OBJECTIVE: Each line holding the word "demo" counts once; give the total and nothing more.

SUPPLIED INFORMATION:
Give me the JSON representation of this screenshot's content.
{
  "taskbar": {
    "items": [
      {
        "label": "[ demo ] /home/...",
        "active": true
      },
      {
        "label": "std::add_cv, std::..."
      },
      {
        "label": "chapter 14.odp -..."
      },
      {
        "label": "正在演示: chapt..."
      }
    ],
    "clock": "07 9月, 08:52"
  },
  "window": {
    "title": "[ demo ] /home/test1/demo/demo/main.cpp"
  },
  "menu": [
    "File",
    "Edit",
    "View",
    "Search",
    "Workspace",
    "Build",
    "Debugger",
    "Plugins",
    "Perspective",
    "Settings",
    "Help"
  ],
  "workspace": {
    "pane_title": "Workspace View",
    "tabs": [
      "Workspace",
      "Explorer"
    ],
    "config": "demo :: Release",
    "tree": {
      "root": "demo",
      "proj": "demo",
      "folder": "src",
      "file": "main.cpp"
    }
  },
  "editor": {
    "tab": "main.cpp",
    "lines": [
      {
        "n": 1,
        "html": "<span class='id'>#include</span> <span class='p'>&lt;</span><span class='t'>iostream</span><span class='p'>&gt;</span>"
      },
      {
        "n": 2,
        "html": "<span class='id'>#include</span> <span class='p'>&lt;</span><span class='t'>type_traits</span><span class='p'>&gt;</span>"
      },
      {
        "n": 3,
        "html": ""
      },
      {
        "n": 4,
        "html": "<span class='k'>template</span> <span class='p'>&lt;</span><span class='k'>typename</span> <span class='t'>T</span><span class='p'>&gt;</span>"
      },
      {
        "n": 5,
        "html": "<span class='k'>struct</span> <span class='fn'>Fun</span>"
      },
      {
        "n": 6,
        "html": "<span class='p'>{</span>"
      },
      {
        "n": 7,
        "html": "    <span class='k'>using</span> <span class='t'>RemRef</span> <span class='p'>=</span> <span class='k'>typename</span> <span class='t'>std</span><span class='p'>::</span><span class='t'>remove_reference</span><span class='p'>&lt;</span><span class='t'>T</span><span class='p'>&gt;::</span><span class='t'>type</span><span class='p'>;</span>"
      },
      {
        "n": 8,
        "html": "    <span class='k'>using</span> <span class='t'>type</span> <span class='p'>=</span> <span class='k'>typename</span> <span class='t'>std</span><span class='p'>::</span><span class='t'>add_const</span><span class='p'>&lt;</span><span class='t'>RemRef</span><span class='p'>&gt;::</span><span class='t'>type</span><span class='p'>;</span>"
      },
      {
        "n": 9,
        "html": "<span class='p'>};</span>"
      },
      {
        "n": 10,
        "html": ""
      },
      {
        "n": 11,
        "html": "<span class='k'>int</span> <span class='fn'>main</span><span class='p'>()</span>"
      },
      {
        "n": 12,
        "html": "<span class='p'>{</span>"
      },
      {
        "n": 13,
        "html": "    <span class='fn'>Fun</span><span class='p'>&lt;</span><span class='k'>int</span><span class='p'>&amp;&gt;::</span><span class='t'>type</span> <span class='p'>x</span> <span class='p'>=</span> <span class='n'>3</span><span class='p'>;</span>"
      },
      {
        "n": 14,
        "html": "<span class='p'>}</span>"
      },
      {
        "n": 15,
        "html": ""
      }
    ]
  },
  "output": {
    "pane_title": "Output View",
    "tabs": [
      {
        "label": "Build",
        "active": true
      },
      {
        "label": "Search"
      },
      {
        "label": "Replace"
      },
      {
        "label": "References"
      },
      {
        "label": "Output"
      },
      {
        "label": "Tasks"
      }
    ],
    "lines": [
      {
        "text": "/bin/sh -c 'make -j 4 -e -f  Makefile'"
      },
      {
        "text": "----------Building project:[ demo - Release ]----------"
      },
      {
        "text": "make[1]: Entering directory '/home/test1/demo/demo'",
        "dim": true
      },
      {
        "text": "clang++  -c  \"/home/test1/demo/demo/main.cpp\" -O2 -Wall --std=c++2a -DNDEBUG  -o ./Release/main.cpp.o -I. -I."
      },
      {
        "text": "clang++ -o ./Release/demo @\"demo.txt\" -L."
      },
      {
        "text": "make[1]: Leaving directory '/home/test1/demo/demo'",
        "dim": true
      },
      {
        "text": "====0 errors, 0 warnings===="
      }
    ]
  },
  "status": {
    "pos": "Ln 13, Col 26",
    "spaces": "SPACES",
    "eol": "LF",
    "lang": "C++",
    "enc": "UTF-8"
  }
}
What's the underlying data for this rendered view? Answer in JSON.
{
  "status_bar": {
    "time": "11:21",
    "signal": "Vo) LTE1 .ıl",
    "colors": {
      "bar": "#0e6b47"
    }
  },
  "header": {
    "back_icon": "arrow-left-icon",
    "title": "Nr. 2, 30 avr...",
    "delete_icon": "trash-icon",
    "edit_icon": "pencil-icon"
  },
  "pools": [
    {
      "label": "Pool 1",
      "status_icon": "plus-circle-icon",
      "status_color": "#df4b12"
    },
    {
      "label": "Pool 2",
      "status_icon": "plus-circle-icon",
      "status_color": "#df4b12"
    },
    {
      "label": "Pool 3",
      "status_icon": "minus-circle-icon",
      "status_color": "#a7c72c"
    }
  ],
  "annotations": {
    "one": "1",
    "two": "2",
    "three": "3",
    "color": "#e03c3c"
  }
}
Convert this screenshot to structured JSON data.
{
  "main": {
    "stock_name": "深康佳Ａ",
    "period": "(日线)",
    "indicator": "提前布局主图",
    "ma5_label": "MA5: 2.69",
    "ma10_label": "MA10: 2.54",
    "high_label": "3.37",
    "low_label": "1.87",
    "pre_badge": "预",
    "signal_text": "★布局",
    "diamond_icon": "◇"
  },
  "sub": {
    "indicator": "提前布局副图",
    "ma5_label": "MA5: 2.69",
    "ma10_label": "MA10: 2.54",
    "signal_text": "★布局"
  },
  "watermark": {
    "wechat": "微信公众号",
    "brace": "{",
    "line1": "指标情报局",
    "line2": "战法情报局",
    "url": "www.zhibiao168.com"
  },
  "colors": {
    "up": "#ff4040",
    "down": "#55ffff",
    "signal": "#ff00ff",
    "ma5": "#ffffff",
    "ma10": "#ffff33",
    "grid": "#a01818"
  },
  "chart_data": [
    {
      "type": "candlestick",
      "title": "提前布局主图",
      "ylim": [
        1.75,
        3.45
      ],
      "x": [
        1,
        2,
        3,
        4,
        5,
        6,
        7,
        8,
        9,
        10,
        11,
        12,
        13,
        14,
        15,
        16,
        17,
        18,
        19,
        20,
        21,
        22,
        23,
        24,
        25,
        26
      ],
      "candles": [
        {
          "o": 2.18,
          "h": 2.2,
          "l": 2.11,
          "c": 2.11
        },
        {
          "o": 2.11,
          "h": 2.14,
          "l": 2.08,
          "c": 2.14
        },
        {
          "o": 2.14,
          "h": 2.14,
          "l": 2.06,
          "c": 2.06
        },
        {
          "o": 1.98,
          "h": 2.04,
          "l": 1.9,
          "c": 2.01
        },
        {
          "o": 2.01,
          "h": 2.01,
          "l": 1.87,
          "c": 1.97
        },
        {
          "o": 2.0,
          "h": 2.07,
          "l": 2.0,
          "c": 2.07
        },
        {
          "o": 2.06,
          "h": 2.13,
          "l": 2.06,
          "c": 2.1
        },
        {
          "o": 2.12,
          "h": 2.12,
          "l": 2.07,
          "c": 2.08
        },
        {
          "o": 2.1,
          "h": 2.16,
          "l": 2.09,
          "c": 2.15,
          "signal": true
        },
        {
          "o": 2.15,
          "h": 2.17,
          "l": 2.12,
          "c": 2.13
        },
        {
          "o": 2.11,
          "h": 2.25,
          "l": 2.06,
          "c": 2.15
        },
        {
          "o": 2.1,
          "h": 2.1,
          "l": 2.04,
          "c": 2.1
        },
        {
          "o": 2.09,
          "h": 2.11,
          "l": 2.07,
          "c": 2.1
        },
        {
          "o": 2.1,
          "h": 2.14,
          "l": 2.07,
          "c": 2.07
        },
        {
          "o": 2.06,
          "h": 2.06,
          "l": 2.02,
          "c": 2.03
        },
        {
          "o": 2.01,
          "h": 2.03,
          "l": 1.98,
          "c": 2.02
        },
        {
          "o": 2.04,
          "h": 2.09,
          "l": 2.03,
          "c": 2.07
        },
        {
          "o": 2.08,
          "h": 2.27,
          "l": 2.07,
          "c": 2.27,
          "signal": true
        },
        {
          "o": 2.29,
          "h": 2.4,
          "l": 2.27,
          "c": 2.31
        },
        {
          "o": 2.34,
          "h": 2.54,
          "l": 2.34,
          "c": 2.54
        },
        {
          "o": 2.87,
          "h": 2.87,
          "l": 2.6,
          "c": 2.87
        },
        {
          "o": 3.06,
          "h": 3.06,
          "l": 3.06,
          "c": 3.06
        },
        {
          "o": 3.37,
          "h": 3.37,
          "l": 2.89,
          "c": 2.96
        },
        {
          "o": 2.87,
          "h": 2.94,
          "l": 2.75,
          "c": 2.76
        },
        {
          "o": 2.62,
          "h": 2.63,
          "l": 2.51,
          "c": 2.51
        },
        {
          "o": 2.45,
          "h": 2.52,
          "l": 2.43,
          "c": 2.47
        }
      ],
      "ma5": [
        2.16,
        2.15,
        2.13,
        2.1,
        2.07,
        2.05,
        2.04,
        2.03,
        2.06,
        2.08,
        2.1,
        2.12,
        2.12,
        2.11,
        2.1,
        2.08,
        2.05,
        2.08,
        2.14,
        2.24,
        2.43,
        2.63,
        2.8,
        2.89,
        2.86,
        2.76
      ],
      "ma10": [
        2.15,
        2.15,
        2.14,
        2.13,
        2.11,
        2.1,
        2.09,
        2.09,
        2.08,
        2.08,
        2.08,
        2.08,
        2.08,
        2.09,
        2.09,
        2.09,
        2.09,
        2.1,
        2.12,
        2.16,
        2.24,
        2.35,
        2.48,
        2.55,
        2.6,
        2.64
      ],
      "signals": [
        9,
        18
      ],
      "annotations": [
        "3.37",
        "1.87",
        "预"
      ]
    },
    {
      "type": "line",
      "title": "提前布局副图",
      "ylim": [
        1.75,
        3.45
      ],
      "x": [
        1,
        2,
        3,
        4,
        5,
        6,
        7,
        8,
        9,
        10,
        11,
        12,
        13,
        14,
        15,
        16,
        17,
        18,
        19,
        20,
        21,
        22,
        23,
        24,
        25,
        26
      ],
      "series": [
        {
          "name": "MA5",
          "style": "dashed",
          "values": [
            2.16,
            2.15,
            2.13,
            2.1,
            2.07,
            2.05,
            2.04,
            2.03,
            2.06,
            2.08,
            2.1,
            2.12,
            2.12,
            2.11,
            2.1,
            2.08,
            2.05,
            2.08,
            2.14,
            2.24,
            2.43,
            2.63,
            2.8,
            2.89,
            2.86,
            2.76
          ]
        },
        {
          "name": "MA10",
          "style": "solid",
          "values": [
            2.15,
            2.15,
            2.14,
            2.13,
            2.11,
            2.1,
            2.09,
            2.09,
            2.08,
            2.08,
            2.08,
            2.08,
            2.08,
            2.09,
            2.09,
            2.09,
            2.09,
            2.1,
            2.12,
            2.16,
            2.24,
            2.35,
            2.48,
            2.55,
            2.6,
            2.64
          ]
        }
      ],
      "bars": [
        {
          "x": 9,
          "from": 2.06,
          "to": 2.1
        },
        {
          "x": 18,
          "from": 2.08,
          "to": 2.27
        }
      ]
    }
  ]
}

EXPECTED ANSWER: 10